- [Exercise directions] In the material below, give as a numbered list the lines from the line containing "watts-cell: 5W bbox=[333, 415, 351, 427]" through the line containing "source-line: Money-Saving Light", both included, with blank lines omitted.

- [Exercise input]
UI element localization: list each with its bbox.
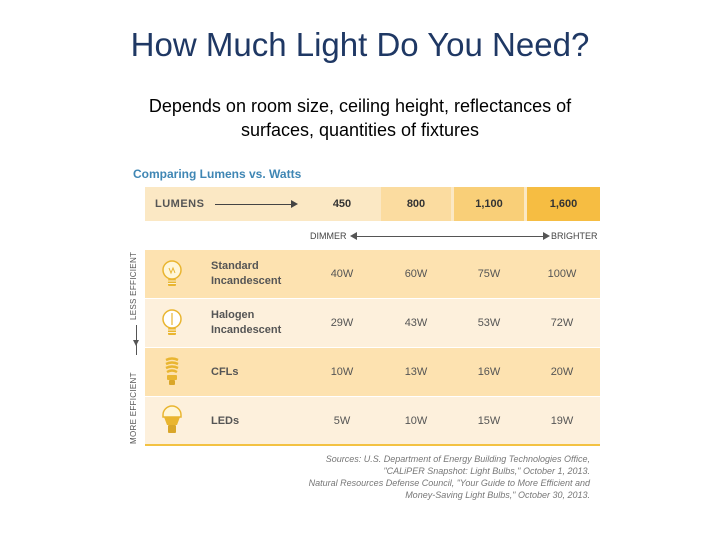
watts-cell: 5W bbox=[333, 415, 351, 427]
scale-brighter-label: BRIGHTER bbox=[551, 231, 598, 241]
watts-cell: 10W bbox=[404, 415, 428, 427]
subtitle-line-2: surfaces, quantities of fixtures bbox=[240, 120, 480, 140]
side-label-more-efficient: MORE EFFICIENT bbox=[129, 372, 138, 444]
left-arrow-icon bbox=[350, 232, 357, 240]
watts-cell: 72W bbox=[550, 317, 574, 329]
lumens-cell: 1,600 bbox=[527, 187, 600, 221]
down-arrow-icon bbox=[133, 340, 139, 346]
sources-note: Sources: U.S. Department of Energy Build… bbox=[260, 453, 590, 501]
watts-cell: 15W bbox=[477, 415, 501, 427]
source-line: Money-Saving Light Bulbs," October 30, 2… bbox=[405, 490, 590, 500]
row-label-line-1: Halogen bbox=[211, 309, 255, 321]
row-label-line-1: CFLs bbox=[211, 365, 239, 378]
lumens-cell: 1,100 bbox=[454, 187, 524, 221]
subtitle-line-1: Depends on room size, ceiling height, re… bbox=[148, 96, 572, 116]
table-row: CFLs 10W 13W 16W 20W bbox=[145, 348, 600, 396]
row-label: LEDs bbox=[211, 397, 311, 445]
right-arrow-icon bbox=[291, 200, 298, 208]
watts-cell: 13W bbox=[404, 366, 428, 378]
row-label-line-1: Standard bbox=[211, 260, 259, 272]
watts-cell: 16W bbox=[477, 366, 501, 378]
watts-cell: 75W bbox=[477, 268, 501, 280]
led-bulb-icon bbox=[145, 397, 200, 445]
watts-cell: 20W bbox=[550, 366, 574, 378]
source-line: "CALiPER Snapshot: Light Bulbs," October… bbox=[383, 466, 590, 476]
watts-cell: 29W bbox=[330, 317, 354, 329]
incandescent-bulb-icon bbox=[145, 250, 200, 298]
slide-subtitle: Depends on room size, ceiling height, re… bbox=[100, 94, 620, 142]
row-label-line-2: Incandescent bbox=[211, 324, 282, 336]
cfl-bulb-icon bbox=[145, 348, 200, 396]
table-row: LEDs 5W 10W 15W 19W bbox=[145, 397, 600, 445]
brightness-scale-line bbox=[355, 236, 548, 237]
table-bottom-rule bbox=[145, 444, 600, 446]
table-row: Standard Incandescent 40W 60W 75W 100W bbox=[145, 250, 600, 298]
right-arrow-icon bbox=[543, 232, 550, 240]
lumens-label: LUMENS bbox=[155, 198, 205, 210]
lumens-cell: 450 bbox=[307, 187, 377, 221]
table-row: Halogen Incandescent 29W 43W 53W 72W bbox=[145, 299, 600, 347]
watts-cell: 19W bbox=[550, 415, 574, 427]
source-line: Natural Resources Defense Council, "Your… bbox=[308, 478, 590, 488]
lumens-cell: 800 bbox=[381, 187, 451, 221]
row-label-line-1: LEDs bbox=[211, 414, 240, 427]
lumens-row: LUMENS 450 800 1,100 1,600 bbox=[145, 187, 600, 221]
row-label: Halogen Incandescent bbox=[211, 299, 311, 347]
watts-cell: 100W bbox=[547, 268, 577, 280]
watts-cell: 40W bbox=[330, 268, 354, 280]
row-label: Standard Incandescent bbox=[211, 250, 311, 298]
scale-dimmer-label: DIMMER bbox=[310, 231, 347, 241]
watts-cell: 10W bbox=[330, 366, 354, 378]
lumens-arrow-line bbox=[215, 204, 293, 205]
watts-cell: 53W bbox=[477, 317, 501, 329]
source-line: Sources: U.S. Department of Energy Build… bbox=[325, 454, 590, 464]
row-label-line-2: Incandescent bbox=[211, 275, 282, 287]
row-label: CFLs bbox=[211, 348, 311, 396]
slide-title: How Much Light Do You Need? bbox=[130, 26, 590, 63]
figure-heading: Comparing Lumens vs. Watts bbox=[133, 167, 302, 181]
halogen-bulb-icon bbox=[145, 299, 200, 347]
side-label-less-efficient: LESS EFFICIENT bbox=[129, 251, 138, 320]
watts-cell: 43W bbox=[404, 317, 428, 329]
watts-cell: 60W bbox=[404, 268, 428, 280]
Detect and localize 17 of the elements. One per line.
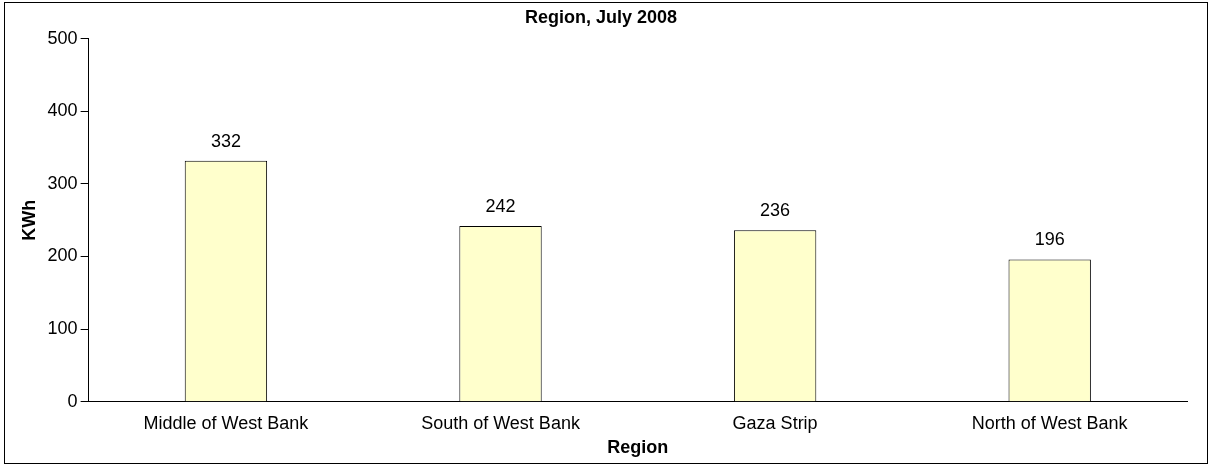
y-tick-label: 500: [47, 27, 78, 48]
y-tick-label: 200: [47, 245, 78, 266]
data-label: 236: [760, 200, 791, 221]
y-tick-label: 100: [47, 318, 78, 339]
data-label: 242: [485, 195, 516, 216]
y-tick-label: 300: [47, 172, 78, 193]
x-tick-label: South of West Bank: [421, 412, 581, 433]
x-tick-label: Middle of West Bank: [143, 412, 310, 433]
y-axis-title: KWh: [18, 199, 39, 241]
chart-title: Region, July 2008: [524, 6, 678, 27]
x-axis-title: Region: [607, 437, 669, 458]
x-tick-label: Gaza Strip: [732, 412, 818, 433]
y-tick-label: 400: [47, 100, 78, 121]
x-tick-label: North of West Bank: [971, 412, 1129, 433]
data-label: 196: [1034, 229, 1065, 250]
data-label: 332: [210, 130, 241, 151]
y-tick-label: 0: [67, 390, 78, 411]
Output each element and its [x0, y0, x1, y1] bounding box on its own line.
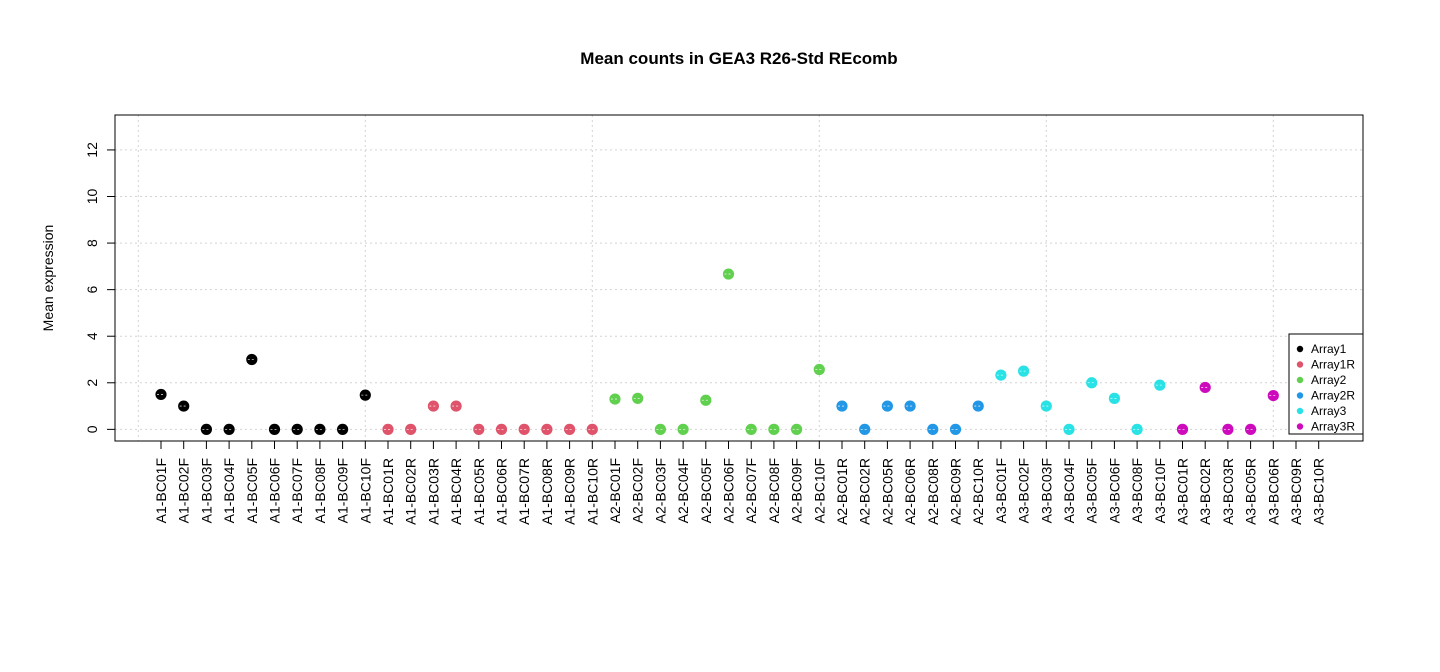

- [Result]
1. watts-cell: 5W bbox=[333, 415, 351, 427]
2. scale-brighter-label: BRIGHTER bbox=[551, 231, 598, 241]
3. watts-cell: 10W bbox=[404, 415, 428, 427]
4. subtitle-line-2: surfaces, quantities of fixtures bbox=[240, 120, 480, 140]
5. side-label-more-efficient: MORE EFFICIENT bbox=[129, 372, 138, 444]
6. left-arrow-icon bbox=[350, 232, 357, 240]
7. watts-cell: 72W bbox=[550, 317, 574, 329]
8. lumens-cell: 1,600 bbox=[527, 187, 600, 221]
9. down-arrow-icon bbox=[133, 340, 139, 346]
10. sources-note: Sources: U.S. Department of Energy Build… bbox=[260, 453, 590, 501]
11. watts-cell: 15W bbox=[477, 415, 501, 427]
12. source-line: Money-Saving Light Bulbs," October 30, 2… bbox=[405, 490, 590, 500]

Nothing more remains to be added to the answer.